• STATED PROBLEM:
Repeat the records below exactly.

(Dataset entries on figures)
--------------------------------------------------
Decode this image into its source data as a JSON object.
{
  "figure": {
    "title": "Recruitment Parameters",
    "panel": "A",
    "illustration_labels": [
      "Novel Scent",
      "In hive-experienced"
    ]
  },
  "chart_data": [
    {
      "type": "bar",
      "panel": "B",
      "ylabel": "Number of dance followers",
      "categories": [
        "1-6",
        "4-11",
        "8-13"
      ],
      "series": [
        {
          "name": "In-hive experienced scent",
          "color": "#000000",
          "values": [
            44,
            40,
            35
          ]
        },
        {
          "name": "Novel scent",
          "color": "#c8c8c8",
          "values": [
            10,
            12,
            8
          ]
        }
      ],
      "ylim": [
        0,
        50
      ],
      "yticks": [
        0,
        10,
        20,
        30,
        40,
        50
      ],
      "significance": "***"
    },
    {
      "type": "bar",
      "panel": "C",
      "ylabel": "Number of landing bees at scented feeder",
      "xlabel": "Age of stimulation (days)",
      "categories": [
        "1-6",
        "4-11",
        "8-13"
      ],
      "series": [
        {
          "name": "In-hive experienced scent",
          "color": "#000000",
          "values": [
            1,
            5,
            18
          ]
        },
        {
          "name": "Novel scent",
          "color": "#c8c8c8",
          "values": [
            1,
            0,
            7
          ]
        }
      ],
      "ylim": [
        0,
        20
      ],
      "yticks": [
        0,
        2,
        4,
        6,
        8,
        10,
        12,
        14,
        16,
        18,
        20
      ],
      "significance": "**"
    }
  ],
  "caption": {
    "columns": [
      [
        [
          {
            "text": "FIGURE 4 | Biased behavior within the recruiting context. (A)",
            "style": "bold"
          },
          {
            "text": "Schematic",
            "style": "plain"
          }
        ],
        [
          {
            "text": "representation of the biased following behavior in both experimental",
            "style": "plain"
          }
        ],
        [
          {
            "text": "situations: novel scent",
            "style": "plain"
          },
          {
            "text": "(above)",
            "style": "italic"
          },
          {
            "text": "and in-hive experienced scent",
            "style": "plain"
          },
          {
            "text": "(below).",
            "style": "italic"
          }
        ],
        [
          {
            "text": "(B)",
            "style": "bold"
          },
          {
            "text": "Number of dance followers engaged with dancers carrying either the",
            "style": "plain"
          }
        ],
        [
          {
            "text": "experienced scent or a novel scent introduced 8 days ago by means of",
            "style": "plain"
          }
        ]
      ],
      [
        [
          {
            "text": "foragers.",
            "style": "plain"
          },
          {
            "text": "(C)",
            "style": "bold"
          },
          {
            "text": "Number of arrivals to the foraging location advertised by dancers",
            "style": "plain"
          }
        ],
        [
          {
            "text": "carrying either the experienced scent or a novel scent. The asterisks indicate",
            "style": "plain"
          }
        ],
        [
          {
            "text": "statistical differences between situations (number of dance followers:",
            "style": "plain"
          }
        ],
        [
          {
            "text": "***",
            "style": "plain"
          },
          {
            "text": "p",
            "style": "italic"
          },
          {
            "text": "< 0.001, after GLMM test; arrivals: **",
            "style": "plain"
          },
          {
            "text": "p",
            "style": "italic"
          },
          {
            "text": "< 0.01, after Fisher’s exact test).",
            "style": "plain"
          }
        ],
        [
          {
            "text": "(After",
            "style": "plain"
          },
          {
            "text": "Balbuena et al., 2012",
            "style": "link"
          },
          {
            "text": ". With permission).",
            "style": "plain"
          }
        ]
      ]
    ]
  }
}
--------------------------------------------------
• ANSWER:
Decode this image into its source data as a JSON object.
{
  "figure": {
    "title": "Recruitment Parameters",
    "panel": "A",
    "illustration_labels": [
      "Novel Scent",
      "In hive-experienced"
    ]
  },
  "chart_data": [
    {
      "type": "bar",
      "panel": "B",
      "ylabel": "Number of dance followers",
      "categories": [
        "1-6",
        "4-11",
        "8-13"
      ],
      "series": [
        {
          "name": "In-hive experienced scent",
          "color": "#000000",
          "values": [
            44,
            40,
            35
          ]
        },
        {
          "name": "Novel scent",
          "color": "#c8c8c8",
          "values": [
            10,
            12,
            8
          ]
        }
      ],
      "ylim": [
        0,
        50
      ],
      "yticks": [
        0,
        10,
        20,
        30,
        40,
        50
      ],
      "significance": "***"
    },
    {
      "type": "bar",
      "panel": "C",
      "ylabel": "Number of landing bees at scented feeder",
      "xlabel": "Age of stimulation (days)",
      "categories": [
        "1-6",
        "4-11",
        "8-13"
      ],
      "series": [
        {
          "name": "In-hive experienced scent",
          "color": "#000000",
          "values": [
            1,
            5,
            18
          ]
        },
        {
          "name": "Novel scent",
          "color": "#c8c8c8",
          "values": [
            1,
            0,
            7
          ]
        }
      ],
      "ylim": [
        0,
        20
      ],
      "yticks": [
        0,
        2,
        4,
        6,
        8,
        10,
        12,
        14,
        16,
        18,
        20
      ],
      "significance": "**"
    }
  ],
  "caption": {
    "columns": [
      [
        [
          {
            "text": "FIGURE 4 | Biased behavior within the recruiting context. (A)",
            "style": "bold"
          },
          {
            "text": "Schematic",
            "style": "plain"
          }
        ],
        [
          {
            "text": "representation of the biased following behavior in both experimental",
            "style": "plain"
          }
        ],
        [
          {
            "text": "situations: novel scent",
            "style": "plain"
          },
          {
            "text": "(above)",
            "style": "italic"
          },
          {
            "text": "and in-hive experienced scent",
            "style": "plain"
          },
          {
            "text": "(below).",
            "style": "italic"
          }
        ],
        [
          {
            "text": "(B)",
            "style": "bold"
          },
          {
            "text": "Number of dance followers engaged with dancers carrying either the",
            "style": "plain"
          }
        ],
        [
          {
            "text": "experienced scent or a novel scent introduced 8 days ago by means of",
            "style": "plain"
          }
        ]
      ],
      [
        [
          {
            "text": "foragers.",
            "style": "plain"
          },
          {
            "text": "(C)",
            "style": "bold"
          },
          {
            "text": "Number of arrivals to the foraging location advertised by dancers",
            "style": "plain"
          }
        ],
        [
          {
            "text": "carrying either the experienced scent or a novel scent. The asterisks indicate",
            "style": "plain"
          }
        ],
        [
          {
            "text": "statistical differences between situations (number of dance followers:",
            "style": "plain"
          }
        ],
        [
          {
            "text": "***",
            "style": "plain"
          },
          {
            "text": "p",
            "style": "italic"
          },
          {
            "text": "< 0.001, after GLMM test; arrivals: **",
            "style": "plain"
          },
          {
            "text": "p",
            "style": "italic"
          },
          {
            "text": "< 0.01, after Fisher’s exact test).",
            "style": "plain"
          }
        ],
        [
          {
            "text": "(After",
            "style": "plain"
          },
          {
            "text": "Balbuena et al., 2012",
            "style": "link"
          },
          {
            "text": ". With permission).",
            "style": "plain"
          }
        ]
      ]
    ]
  }
}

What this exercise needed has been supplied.